Exercise details
Exactly reproduce all the records, keeping pictures out of the copy.

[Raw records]
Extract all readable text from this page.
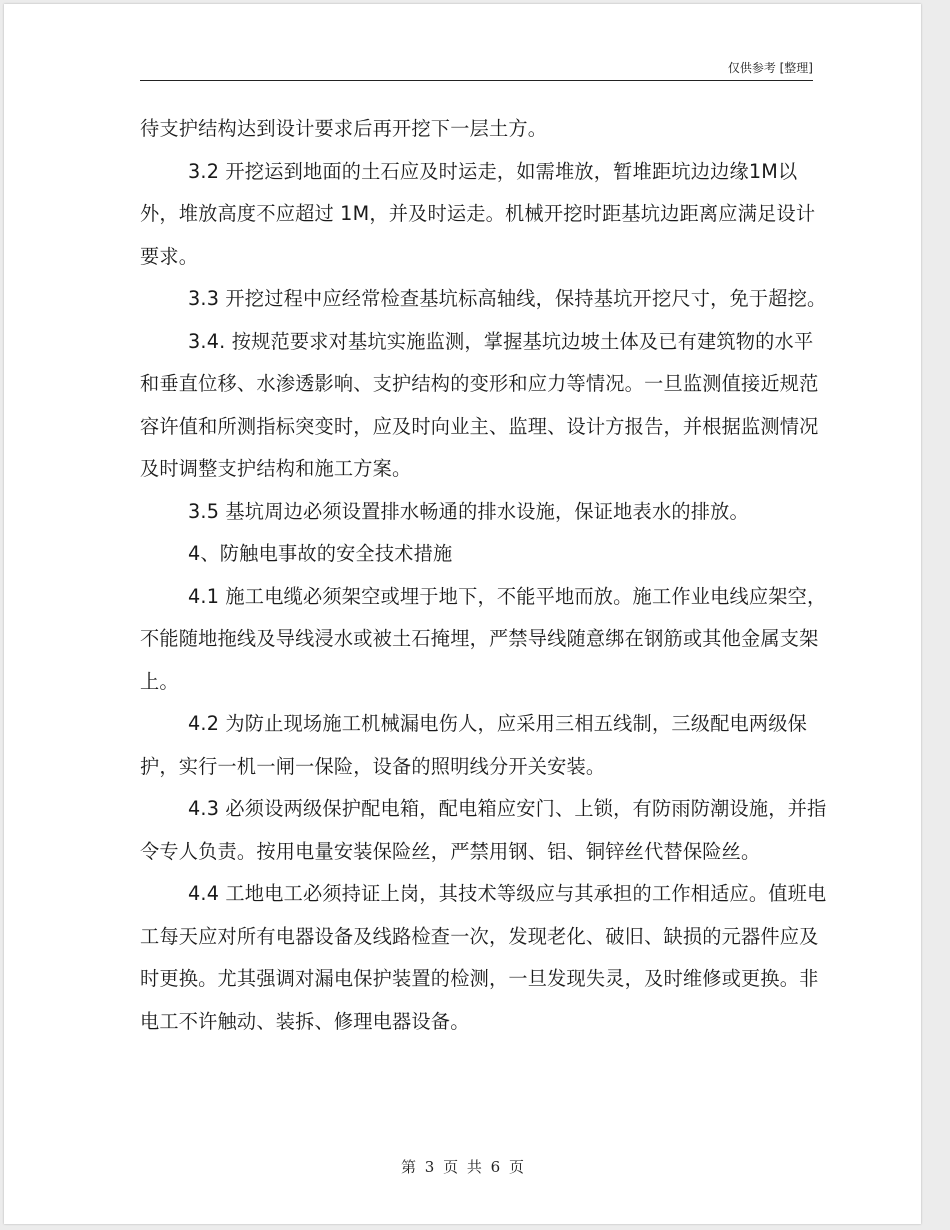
仅供参考 [整理]

待支护结构达到设计要求后再开挖下一层土方。

3.2 开挖运到地面的土石应及时运走，如需堆放，暂堆距坑边边缘1M以外，堆放高度不应超过 1M，并及时运走。机械开挖时距基坑边距离应满足设计要求。

3.3 开挖过程中应经常检查基坑标高轴线，保持基坑开挖尺寸，免于超挖。

3.4. 按规范要求对基坑实施监测，掌握基坑边坡土体及已有建筑物的水平和垂直位移、水渗透影响、支护结构的变形和应力等情况。一旦监测值接近规范容许值和所测指标突变时，应及时向业主、监理、设计方报告，并根据监测情况及时调整支护结构和施工方案。

3.5 基坑周边必须设置排水畅通的排水设施，保证地表水的排放。

4、防触电事故的安全技术措施

4.1 施工电缆必须架空或埋于地下，不能平地而放。施工作业电线应架空，不能随地拖线及导线浸水或被土石掩埋，严禁导线随意绑在钢筋或其他金属支架上。

4.2 为防止现场施工机械漏电伤人，应采用三相五线制，三级配电两级保护，实行一机一闸一保险，设备的照明线分开关安装。

4.3 必须设两级保护配电箱，配电箱应安门、上锁，有防雨防潮设施，并指令专人负责。按用电量安装保险丝，严禁用钢、铝、铜锌丝代替保险丝。

4.4 工地电工必须持证上岗，其技术等级应与其承担的工作相适应。值班电工每天应对所有电器设备及线路检查一次，发现老化、破旧、缺损的元器件应及时更换。尤其强调对漏电保护装置的检测，一旦发现失灵，及时维修或更换。非电工不许触动、装拆、修理电器设备。

第 3 页 共 6 页
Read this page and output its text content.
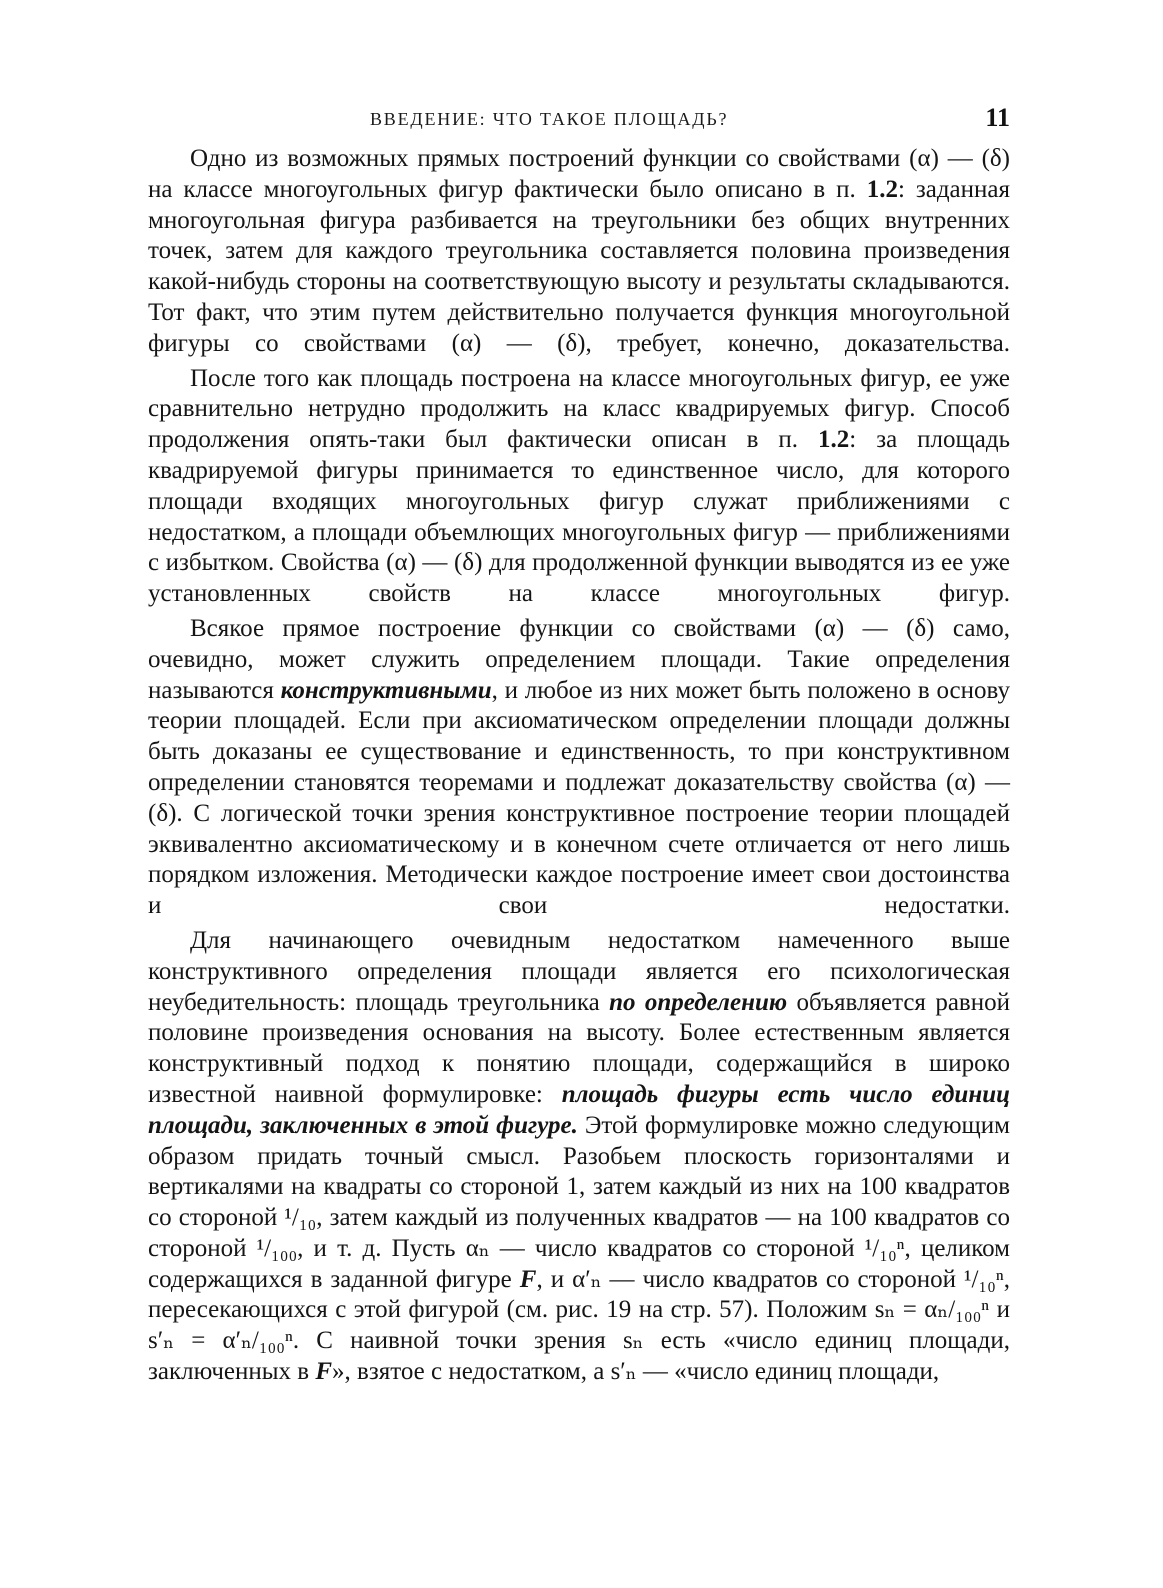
ВВЕДЕНИЕ: ЧТО ТАКОЕ ПЛОЩАДЬ?	11

Одно из возможных прямых построений функции со свойствами (α) — (δ) на классе многоугольных фигур фактически было описано в п. 1.2: заданная многоугольная фигура разбивается на треугольники без общих внутренних точек, затем для каждого треугольника составляется половина произведения какой-нибудь стороны на соответствующую высоту и результаты складываются. Тот факт, что этим путем действительно получается функция многоугольной фигуры со свойствами (α) — (δ), требует, конечно, доказательства.

После того как площадь построена на классе многоугольных фигур, ее уже сравнительно нетрудно продолжить на класс квадрируемых фигур. Способ продолжения опять-таки был фактически описан в п. 1.2: за площадь квадрируемой фигуры принимается то единственное число, для которого площади входящих многоугольных фигур служат приближениями с недостатком, а площади объемлющих многоугольных фигур — приближениями с избытком. Свойства (α) — (δ) для продолженной функции выводятся из ее уже установленных свойств на классе многоугольных фигур.

Всякое прямое построение функции со свойствами (α) — (δ) само, очевидно, может служить определением площади. Такие определения называются конструктивными, и любое из них может быть положено в основу теории площадей. Если при аксиоматическом определении площади должны быть доказаны ее существование и единственность, то при конструктивном определении становятся теоремами и подлежат доказательству свойства (α) — (δ). С логической точки зрения конструктивное построение теории площадей эквивалентно аксиоматическому и в конечном счете отличается от него лишь порядком изложения. Методически каждое построение имеет свои достоинства и свои недостатки.

Для начинающего очевидным недостатком намеченного выше конструктивного определения площади является его психологическая неубедительность: площадь треугольника по определению объявляется равной половине произведения основания на высоту. Более естественным является конструктивный подход к понятию площади, содержащийся в широко известной наивной формулировке: площадь фигуры есть число единиц площади, заключенных в этой фигуре. Этой формулировке можно следующим образом придать точный смысл. Разобьем плоскость горизонталями и вертикалями на квадраты со стороной 1, затем каждый из них на 100 квадратов со стороной ¹/₁₀, затем каждый из полученных квадратов — на 100 квадратов со стороной ¹/₁₀₀, и т. д. Пусть αₙ — число квадратов со стороной ¹/₁₀ⁿ, целиком содержащихся в заданной фигуре F, и α′ₙ — число квадратов со стороной ¹/₁₀ⁿ, пересекающихся с этой фигурой (см. рис. 19 на стр. 57). Положим sₙ = αₙ/₁₀₀ⁿ и s′ₙ = α′ₙ/₁₀₀ⁿ. С наивной точки зрения sₙ есть «число единиц площади, заключенных в F», взятое с недостатком, а s′ₙ — «число единиц площади,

Task result
Extract all readable text from this page.
仅供参考 [整理]

待支护结构达到设计要求后再开挖下一层土方。

3.2 开挖运到地面的土石应及时运走，如需堆放，暂堆距坑边边缘1M以外，堆放高度不应超过 1M，并及时运走。机械开挖时距基坑边距离应满足设计要求。

3.3 开挖过程中应经常检查基坑标高轴线，保持基坑开挖尺寸，免于超挖。

3.4. 按规范要求对基坑实施监测，掌握基坑边坡土体及已有建筑物的水平和垂直位移、水渗透影响、支护结构的变形和应力等情况。一旦监测值接近规范容许值和所测指标突变时，应及时向业主、监理、设计方报告，并根据监测情况及时调整支护结构和施工方案。

3.5 基坑周边必须设置排水畅通的排水设施，保证地表水的排放。

4、防触电事故的安全技术措施

4.1 施工电缆必须架空或埋于地下，不能平地而放。施工作业电线应架空，不能随地拖线及导线浸水或被土石掩埋，严禁导线随意绑在钢筋或其他金属支架上。

4.2 为防止现场施工机械漏电伤人，应采用三相五线制，三级配电两级保护，实行一机一闸一保险，设备的照明线分开关安装。

4.3 必须设两级保护配电箱，配电箱应安门、上锁，有防雨防潮设施，并指令专人负责。按用电量安装保险丝，严禁用钢、铝、铜锌丝代替保险丝。

4.4 工地电工必须持证上岗，其技术等级应与其承担的工作相适应。值班电工每天应对所有电器设备及线路检查一次，发现老化、破旧、缺损的元器件应及时更换。尤其强调对漏电保护装置的检测，一旦发现失灵，及时维修或更换。非电工不许触动、装拆、修理电器设备。

第 3 页 共 6 页
Read this page and output its text content.
ВВЕДЕНИЕ: ЧТО ТАКОЕ ПЛОЩАДЬ?	11

Одно из возможных прямых построений функции со свойствами (α) — (δ) на классе многоугольных фигур фактически было описано в п. 1.2: заданная многоугольная фигура разбивается на треугольники без общих внутренних точек, затем для каждого треугольника составляется половина произведения какой-нибудь стороны на соответствующую высоту и результаты складываются. Тот факт, что этим путем действительно получается функция многоугольной фигуры со свойствами (α) — (δ), требует, конечно, доказательства.

После того как площадь построена на классе многоугольных фигур, ее уже сравнительно нетрудно продолжить на класс квадрируемых фигур. Способ продолжения опять-таки был фактически описан в п. 1.2: за площадь квадрируемой фигуры принимается то единственное число, для которого площади входящих многоугольных фигур служат приближениями с недостатком, а площади объемлющих многоугольных фигур — приближениями с избытком. Свойства (α) — (δ) для продолженной функции выводятся из ее уже установленных свойств на классе многоугольных фигур.

Всякое прямое построение функции со свойствами (α) — (δ) само, очевидно, может служить определением площади. Такие определения называются конструктивными, и любое из них может быть положено в основу теории площадей. Если при аксиоматическом определении площади должны быть доказаны ее существование и единственность, то при конструктивном определении становятся теоремами и подлежат доказательству свойства (α) — (δ). С логической точки зрения конструктивное построение теории площадей эквивалентно аксиоматическому и в конечном счете отличается от него лишь порядком изложения. Методически каждое построение имеет свои достоинства и свои недостатки.

Для начинающего очевидным недостатком намеченного выше конструктивного определения площади является его психологическая неубедительность: площадь треугольника по определению объявляется равной половине произведения основания на высоту. Более естественным является конструктивный подход к понятию площади, содержащийся в широко известной наивной формулировке: площадь фигуры есть число единиц площади, заключенных в этой фигуре. Этой формулировке можно следующим образом придать точный смысл. Разобьем плоскость горизонталями и вертикалями на квадраты со стороной 1, затем каждый из них на 100 квадратов со стороной ¹/₁₀, затем каждый из полученных квадратов — на 100 квадратов со стороной ¹/₁₀₀, и т. д. Пусть αₙ — число квадратов со стороной ¹/₁₀ⁿ, целиком содержащихся в заданной фигуре F, и α′ₙ — число квадратов со стороной ¹/₁₀ⁿ, пересекающихся с этой фигурой (см. рис. 19 на стр. 57). Положим sₙ = αₙ/₁₀₀ⁿ и s′ₙ = α′ₙ/₁₀₀ⁿ. С наивной точки зрения sₙ есть «число единиц площади, заключенных в F», взятое с недостатком, а s′ₙ — «число единиц площади,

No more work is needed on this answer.